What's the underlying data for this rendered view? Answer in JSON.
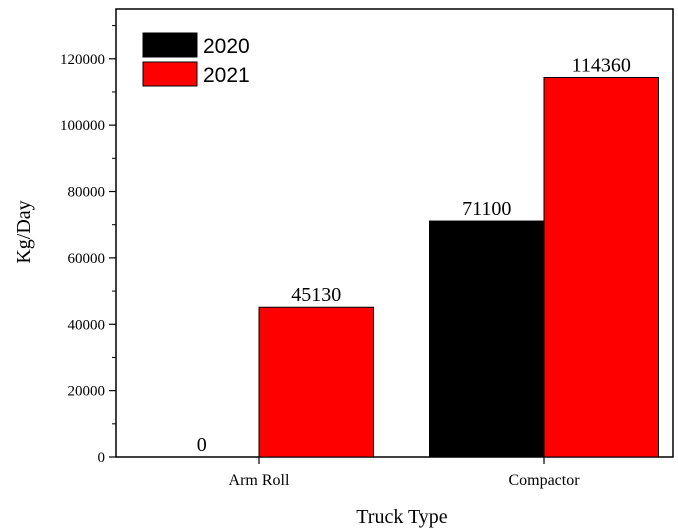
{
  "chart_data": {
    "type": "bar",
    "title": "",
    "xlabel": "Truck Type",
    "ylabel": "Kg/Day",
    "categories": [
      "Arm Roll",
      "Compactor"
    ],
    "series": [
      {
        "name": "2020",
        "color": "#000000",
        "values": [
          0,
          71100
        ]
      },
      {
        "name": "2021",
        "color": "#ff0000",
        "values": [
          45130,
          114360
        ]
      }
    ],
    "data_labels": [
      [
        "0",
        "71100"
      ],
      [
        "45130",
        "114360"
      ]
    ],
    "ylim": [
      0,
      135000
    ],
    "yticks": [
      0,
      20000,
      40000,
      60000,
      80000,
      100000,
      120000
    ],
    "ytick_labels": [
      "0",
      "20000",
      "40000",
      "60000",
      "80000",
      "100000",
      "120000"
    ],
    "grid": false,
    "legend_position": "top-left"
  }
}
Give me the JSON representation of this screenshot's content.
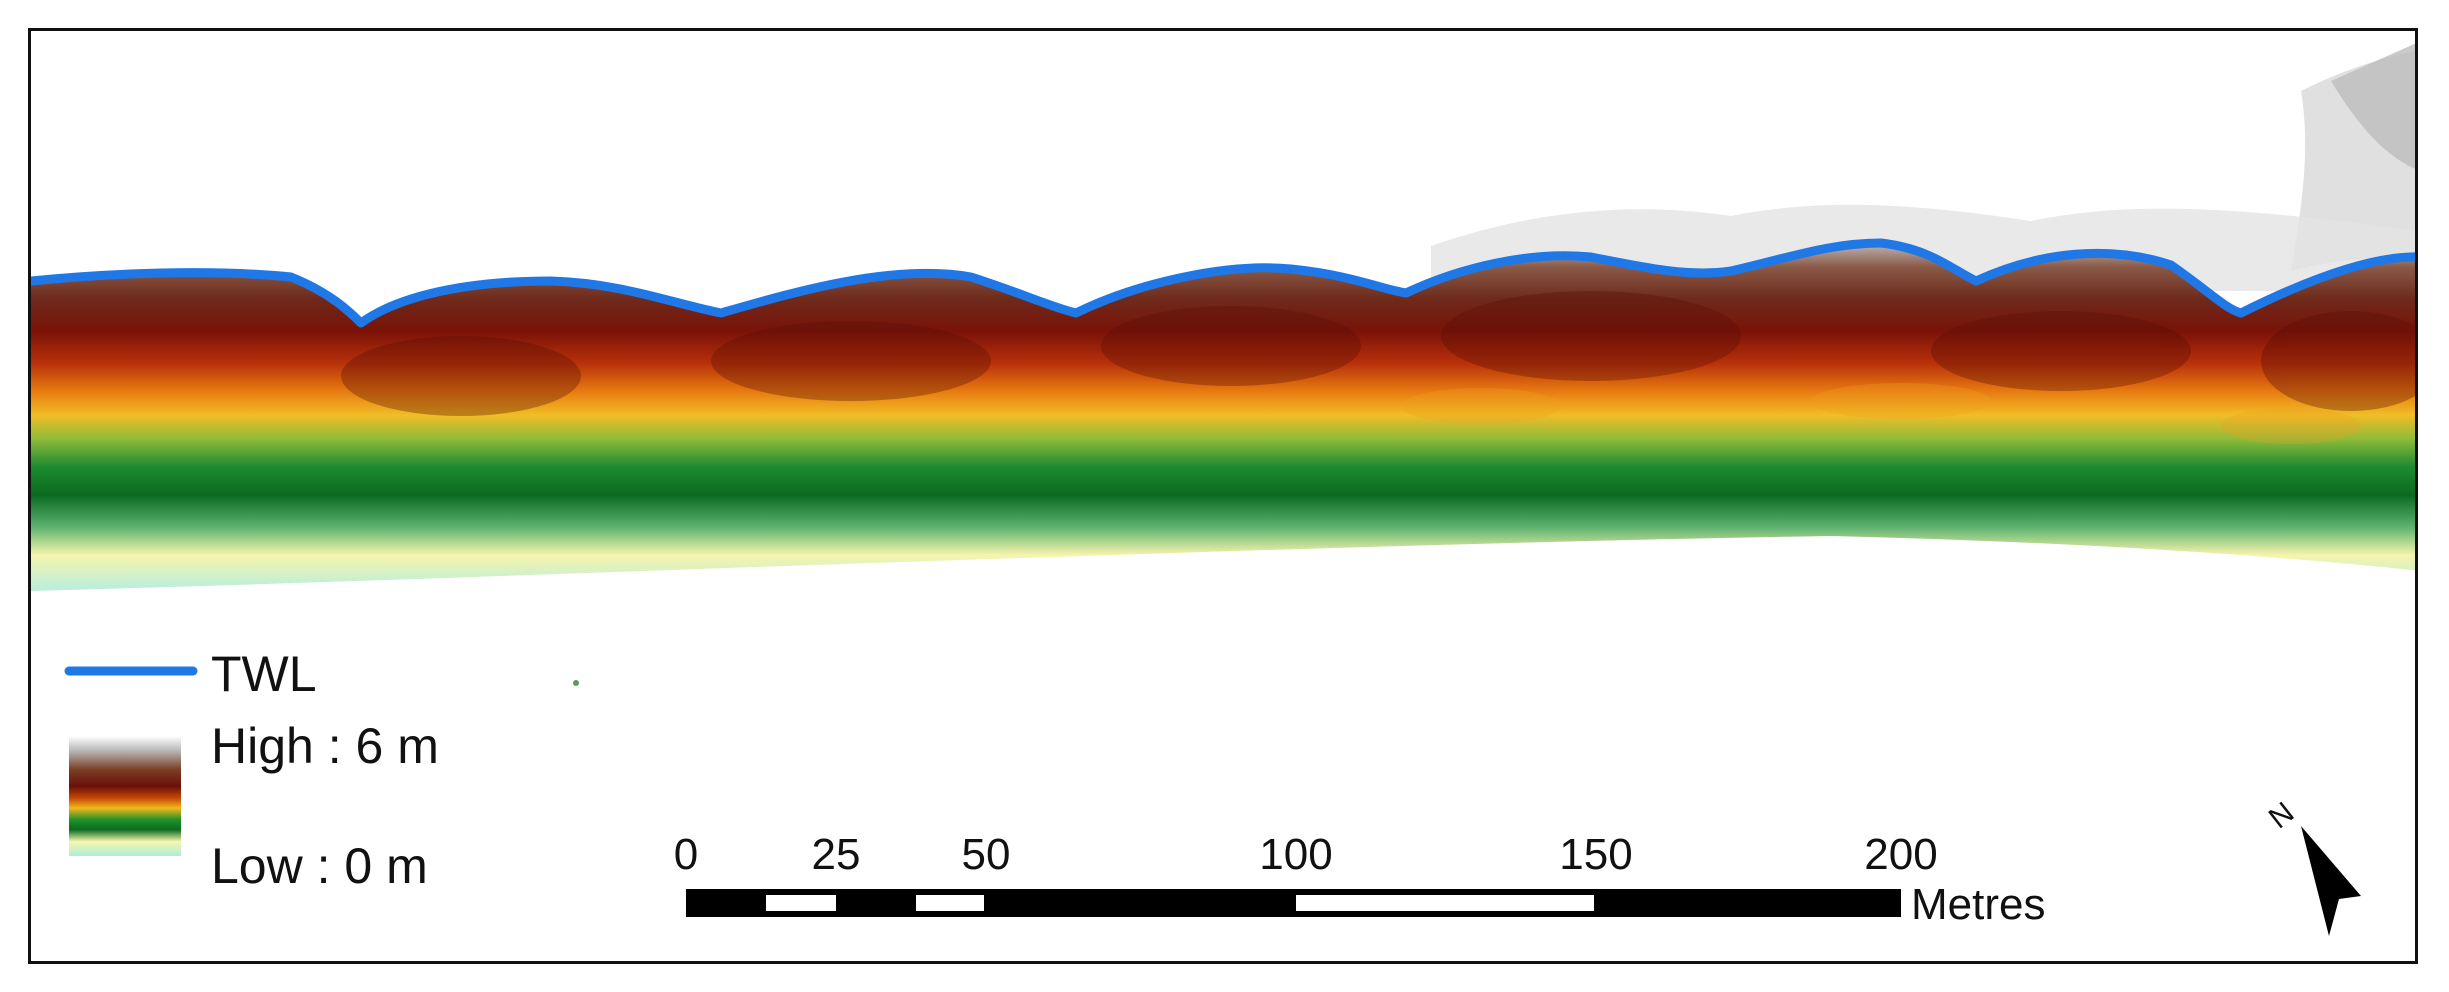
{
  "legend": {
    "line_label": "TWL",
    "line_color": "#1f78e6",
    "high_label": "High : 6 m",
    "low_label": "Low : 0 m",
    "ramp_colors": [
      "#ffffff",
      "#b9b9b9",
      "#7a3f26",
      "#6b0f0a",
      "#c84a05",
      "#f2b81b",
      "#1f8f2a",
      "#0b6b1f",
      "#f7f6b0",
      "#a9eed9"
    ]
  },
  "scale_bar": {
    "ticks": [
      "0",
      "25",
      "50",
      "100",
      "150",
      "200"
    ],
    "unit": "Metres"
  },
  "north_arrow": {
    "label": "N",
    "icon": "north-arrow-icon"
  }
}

_ _ _

§ **Exercise instructions**
Leave out the pictures and copy the rest of the material above exactly.

§ **Solution for this exercise**
What's the underlying data for this rendered view? Answer in JSON.
{
  "chart_data": {
    "type": "bar",
    "title": "",
    "xlabel": "Truck Type",
    "ylabel": "Kg/Day",
    "categories": [
      "Arm Roll",
      "Compactor"
    ],
    "series": [
      {
        "name": "2020",
        "color": "#000000",
        "values": [
          0,
          71100
        ]
      },
      {
        "name": "2021",
        "color": "#ff0000",
        "values": [
          45130,
          114360
        ]
      }
    ],
    "data_labels": [
      [
        "0",
        "71100"
      ],
      [
        "45130",
        "114360"
      ]
    ],
    "ylim": [
      0,
      135000
    ],
    "yticks": [
      0,
      20000,
      40000,
      60000,
      80000,
      100000,
      120000
    ],
    "ytick_labels": [
      "0",
      "20000",
      "40000",
      "60000",
      "80000",
      "100000",
      "120000"
    ],
    "grid": false,
    "legend_position": "top-left"
  }
}
Give me the JSON representation of this screenshot's content.
{
  "legend": {
    "line_label": "TWL",
    "line_color": "#1f78e6",
    "high_label": "High : 6 m",
    "low_label": "Low : 0 m",
    "ramp_colors": [
      "#ffffff",
      "#b9b9b9",
      "#7a3f26",
      "#6b0f0a",
      "#c84a05",
      "#f2b81b",
      "#1f8f2a",
      "#0b6b1f",
      "#f7f6b0",
      "#a9eed9"
    ]
  },
  "scale_bar": {
    "ticks": [
      "0",
      "25",
      "50",
      "100",
      "150",
      "200"
    ],
    "unit": "Metres"
  },
  "north_arrow": {
    "label": "N",
    "icon": "north-arrow-icon"
  }
}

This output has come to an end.